Prior to the death of her daughter, Catherine had married her third husband, in Nau-We-Kwaish-kum, alias James Wabose, an Ojibwa who was also, and continues to be a member of the Methodist society. By this marriage she had two children, both males, the loss of one of whom has been added to the number of her trials. But the only effect of this bereavement was to strengthen her faith, and by daily renewals of her confidence in the Savior to establish herself in piety.
These particulars, it is conceived, will afford a clear and satisfactory chain of evidence of the truth of her narrative, and the reasons why she has been willing to impart secrets of her past life which have heretofore been studiously concealed, as she remarks, even from her nearest friends.
The following comprises an explanation of her Kekenowin (Plate 55), which have been mentioned in the account of her vision:
Figure 1. A lodge of separation and fasting.
Figure 2. Ogeewyahn akwut oquay.
Figure 3. Denotes the number of days she fasted.

####################

> CHALLENGE A:
In the text about Catherine's third marriage, what alias did her husband Nau-We-Kwaish-kum go by?

Items listed in a dataset:
####################

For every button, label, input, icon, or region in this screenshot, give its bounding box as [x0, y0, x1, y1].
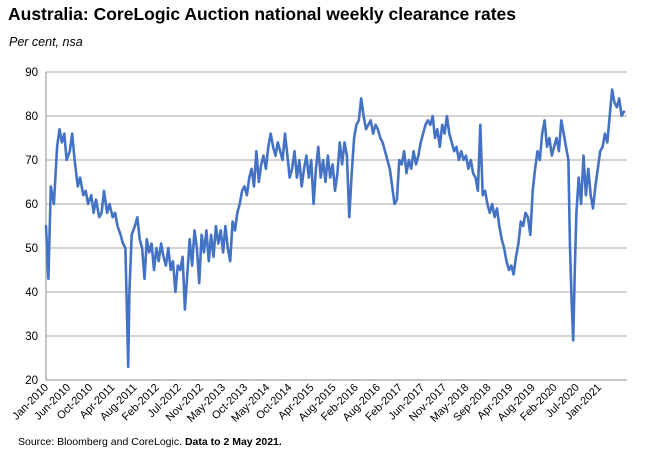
gridlines [46, 71, 627, 337]
y-tick-label: 70 [25, 155, 38, 167]
chart-subtitle: Per cent, nsa [9, 35, 83, 49]
y-tick-label: 20 [25, 375, 38, 387]
y-axis-tick-labels: 20 30 40 50 60 70 80 90 [25, 67, 38, 387]
data-note: Data to 2 May 2021. [184, 436, 282, 448]
y-tick-label: 80 [25, 111, 38, 123]
y-tick-label: 40 [25, 287, 38, 299]
y-tick-label: 90 [25, 67, 38, 79]
axes [45, 72, 627, 381]
series-layer [44, 88, 626, 369]
y-tick-label: 30 [25, 331, 38, 343]
source-text: Source: Bloomberg and CoreLogic. [18, 436, 183, 448]
clearance-rate-line [44, 88, 626, 369]
chart-title: Australia: CoreLogic Auction national we… [8, 4, 516, 24]
x-axis-tick-labels: Jan-2010Jun-2010Oct-2010Apr-2011Aug-2011… [10, 382, 604, 425]
y-tick-label: 60 [25, 199, 38, 211]
y-tick-label: 50 [25, 243, 38, 255]
source-footnote: Source: Bloomberg and CoreLogic. Data to… [18, 436, 282, 448]
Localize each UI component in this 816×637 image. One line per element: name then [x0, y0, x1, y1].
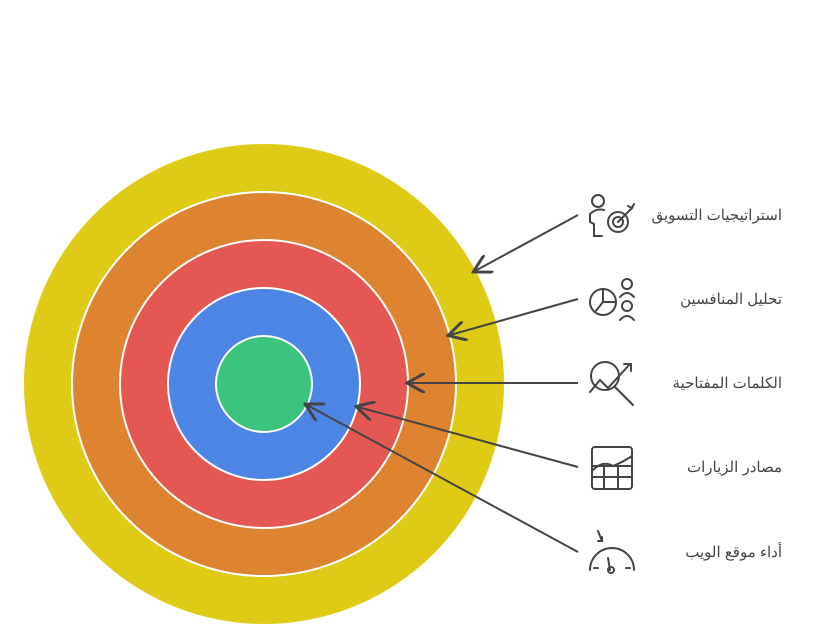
pie-chart-people-icon [589, 278, 635, 321]
arrow-2 [450, 298, 579, 335]
ring-5 [215, 335, 313, 433]
ring-label: استراتيجيات التسويق [651, 207, 782, 224]
gauge-icon [589, 530, 635, 574]
person-target-icon [589, 194, 635, 237]
magnifier-trend-icon [589, 361, 634, 406]
grid-chart-icon [591, 446, 633, 490]
arrow-1 [475, 214, 579, 271]
arrow-5 [307, 405, 579, 553]
ring-label: مصادر الزيارات [687, 459, 782, 476]
arrow-4 [358, 407, 579, 468]
ring-label: الكلمات المفتاحية [672, 375, 782, 392]
ring-label: تحليل المنافسين [680, 291, 782, 308]
ring-label: أداء موقع الويب [685, 544, 782, 561]
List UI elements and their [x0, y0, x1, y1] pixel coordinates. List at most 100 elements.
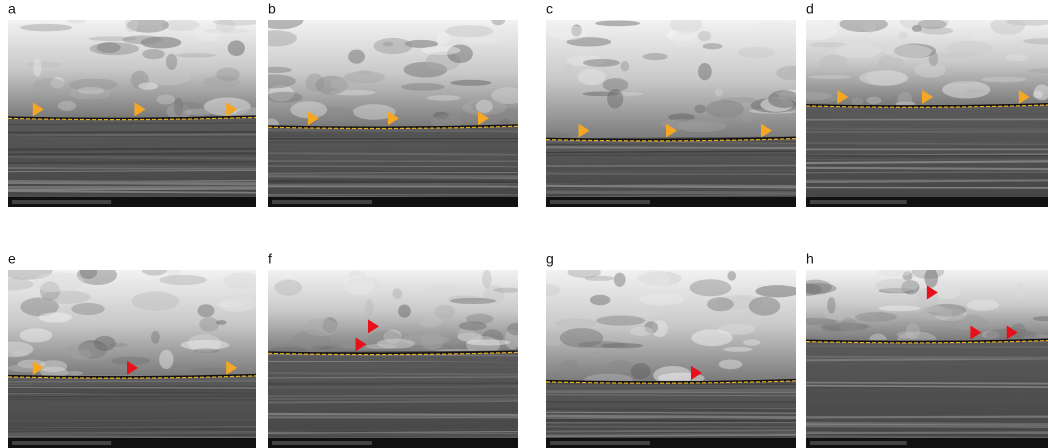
texture — [555, 318, 597, 328]
texture — [673, 31, 700, 46]
panel-label: b — [268, 1, 276, 17]
texture — [944, 76, 978, 83]
texture — [859, 70, 908, 85]
texture — [216, 67, 239, 81]
texture — [741, 112, 751, 123]
texture — [8, 188, 256, 189]
texture — [945, 41, 992, 57]
texture — [942, 81, 990, 99]
texture — [583, 92, 620, 97]
texture — [546, 147, 796, 148]
texture — [707, 297, 734, 311]
texture — [749, 297, 780, 316]
texture — [690, 279, 732, 296]
texture — [820, 55, 848, 71]
texture — [607, 360, 631, 373]
sem-image — [252, 11, 528, 207]
texture — [365, 299, 373, 317]
texture — [840, 318, 857, 336]
texture — [855, 312, 897, 322]
texture — [806, 432, 1048, 433]
texture — [122, 35, 162, 44]
texture — [635, 269, 670, 288]
texture — [268, 414, 518, 415]
info-text — [12, 441, 111, 445]
texture — [546, 409, 796, 410]
texture — [8, 149, 256, 150]
texture — [20, 24, 72, 32]
texture — [899, 12, 949, 30]
texture — [546, 191, 796, 192]
texture — [80, 98, 103, 104]
texture — [694, 105, 706, 114]
texture — [546, 165, 796, 166]
texture — [421, 46, 460, 55]
texture — [899, 32, 908, 40]
page: abcdefgh (() => { const data = JSON.pars… — [0, 0, 1048, 448]
texture — [546, 387, 796, 388]
texture — [67, 18, 86, 23]
texture — [567, 266, 601, 278]
texture — [197, 304, 214, 317]
texture — [166, 54, 177, 70]
texture — [71, 303, 104, 315]
panel-label: e — [8, 251, 16, 267]
texture — [970, 34, 994, 40]
texture — [768, 90, 800, 108]
texture — [8, 132, 256, 133]
texture — [806, 383, 1048, 384]
texture — [274, 279, 302, 295]
texture — [459, 321, 487, 330]
texture — [990, 17, 1025, 35]
texture — [421, 332, 444, 350]
texture — [691, 329, 732, 346]
texture — [138, 82, 158, 90]
texture — [151, 331, 160, 344]
texture — [806, 168, 1048, 169]
texture — [839, 16, 887, 32]
texture — [560, 328, 603, 348]
texture — [12, 349, 29, 356]
texture — [630, 327, 653, 336]
texture — [546, 427, 796, 428]
texture — [806, 194, 1048, 195]
texture — [929, 52, 939, 67]
texture — [507, 323, 526, 336]
texture — [159, 350, 173, 369]
texture — [463, 37, 503, 43]
texture — [719, 359, 743, 369]
texture — [8, 134, 256, 135]
texture — [382, 326, 424, 331]
texture — [806, 390, 1048, 391]
texture — [344, 277, 383, 297]
texture — [798, 283, 837, 294]
sem-image — [792, 12, 1048, 207]
texture — [798, 90, 843, 103]
texture — [462, 104, 472, 112]
panel-label: h — [806, 251, 814, 267]
texture — [806, 346, 1048, 347]
texture — [755, 22, 796, 32]
texture — [482, 270, 492, 288]
texture — [476, 100, 493, 113]
texture — [450, 80, 491, 86]
texture — [268, 366, 518, 367]
texture — [715, 88, 723, 97]
texture — [159, 275, 206, 285]
texture — [967, 299, 1000, 310]
texture — [493, 288, 521, 293]
texture — [259, 67, 292, 73]
texture — [614, 273, 626, 287]
texture — [366, 344, 397, 349]
texture — [426, 95, 460, 101]
texture — [546, 384, 796, 385]
texture — [8, 162, 256, 163]
info-text — [272, 200, 372, 204]
texture — [303, 319, 338, 337]
texture — [185, 109, 214, 116]
texture — [621, 61, 630, 71]
texture — [223, 272, 263, 289]
texture — [912, 25, 922, 32]
texture — [536, 284, 560, 296]
texture — [435, 305, 456, 319]
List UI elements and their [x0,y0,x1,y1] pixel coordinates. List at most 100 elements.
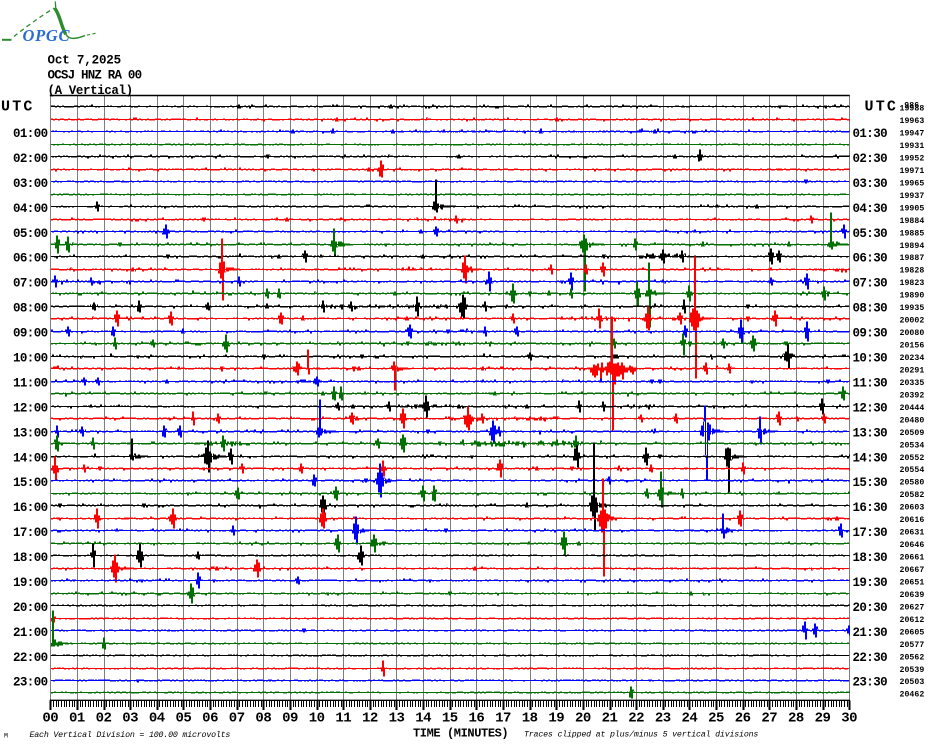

####################

> CHALLENGE B:
Show every line of the records that contains the string "arrow".

> TASK OUTPUT A:
James Wabose.

> TASK OUTPUT B:
arrow-2 [450, 298, 579, 335]
arrow-1 [475, 214, 579, 271]
arrow-5 [307, 405, 579, 553]
arrow-4 [358, 407, 579, 468]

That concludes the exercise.